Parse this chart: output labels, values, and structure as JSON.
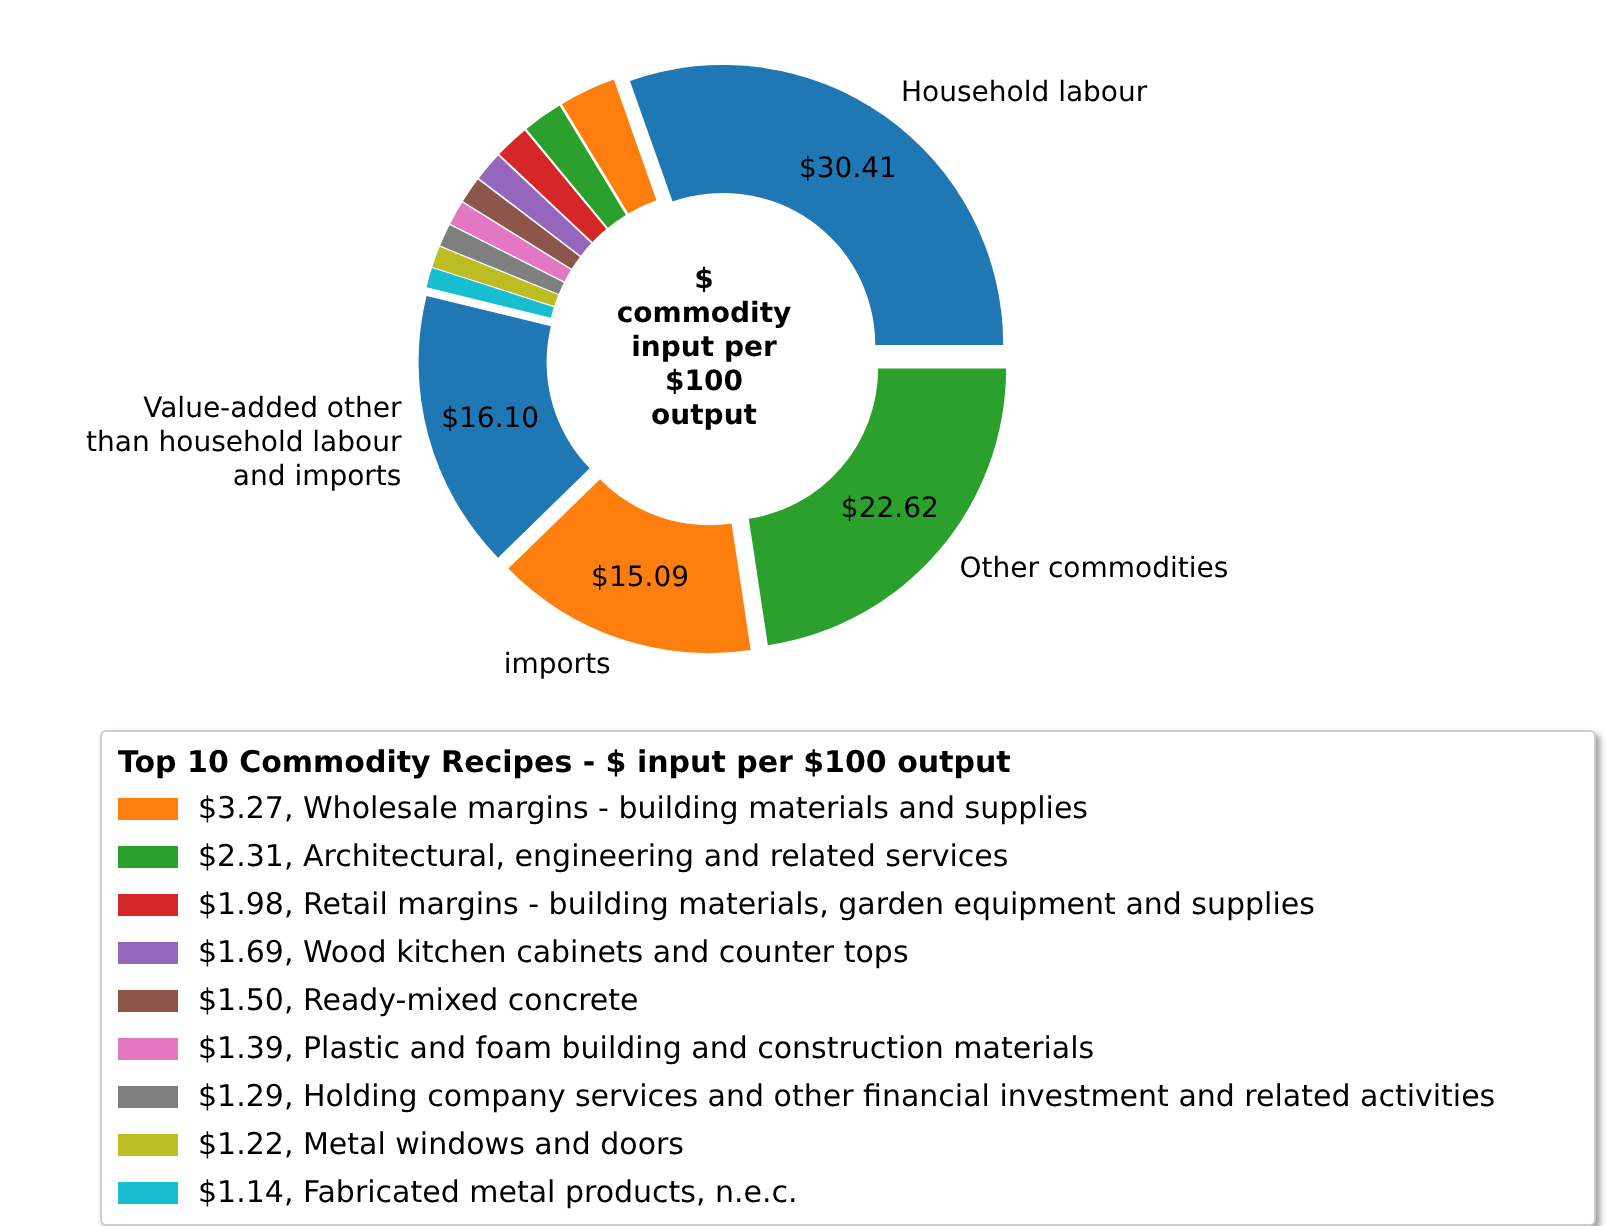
{
  "chart_data": {
    "type": "donut",
    "categories": [
      "Household labour",
      "$3.27, Wholesale margins - building materials and supplies",
      "$2.31, Architectural, engineering and related services",
      "$1.98, Retail margins - building materials, garden equipment and supplies",
      "$1.69, Wood kitchen cabinets and counter tops",
      "$1.50, Ready-mixed concrete",
      "$1.39, Plastic and foam building and construction materials",
      "$1.29, Holding company services and other financial investment and related activities",
      "$1.22, Metal windows and doors",
      "$1.14, Fabricated metal products, n.e.c.",
      "Value-added other than household labour and imports",
      "imports",
      "Other commodities"
    ],
    "values": [
      30.41,
      3.27,
      2.31,
      1.98,
      1.69,
      1.5,
      1.39,
      1.29,
      1.22,
      1.14,
      16.1,
      15.09,
      22.62
    ],
    "colors": [
      "#1f77b4",
      "#ff7f0e",
      "#2ca02c",
      "#d62728",
      "#9467bd",
      "#8c564b",
      "#e377c2",
      "#7f7f7f",
      "#bcbd22",
      "#17becf",
      "#1f77b4",
      "#ff7f0e",
      "#2ca02c"
    ],
    "value_labels": [
      "$30.41",
      null,
      null,
      null,
      null,
      null,
      null,
      null,
      null,
      null,
      "$16.10",
      "$15.09",
      "$22.62"
    ],
    "annotations": [
      "$ commodity input per $100 output"
    ],
    "legend_title": "Top 10 Commodity Recipes - $ input per $100 output",
    "legend": "bottom"
  }
}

_Instruction_:
Find each line holding the string "values" and copy it out.

_Response to this task_:
Parse this chart: output labels, values, and structure as JSON.
    "values": [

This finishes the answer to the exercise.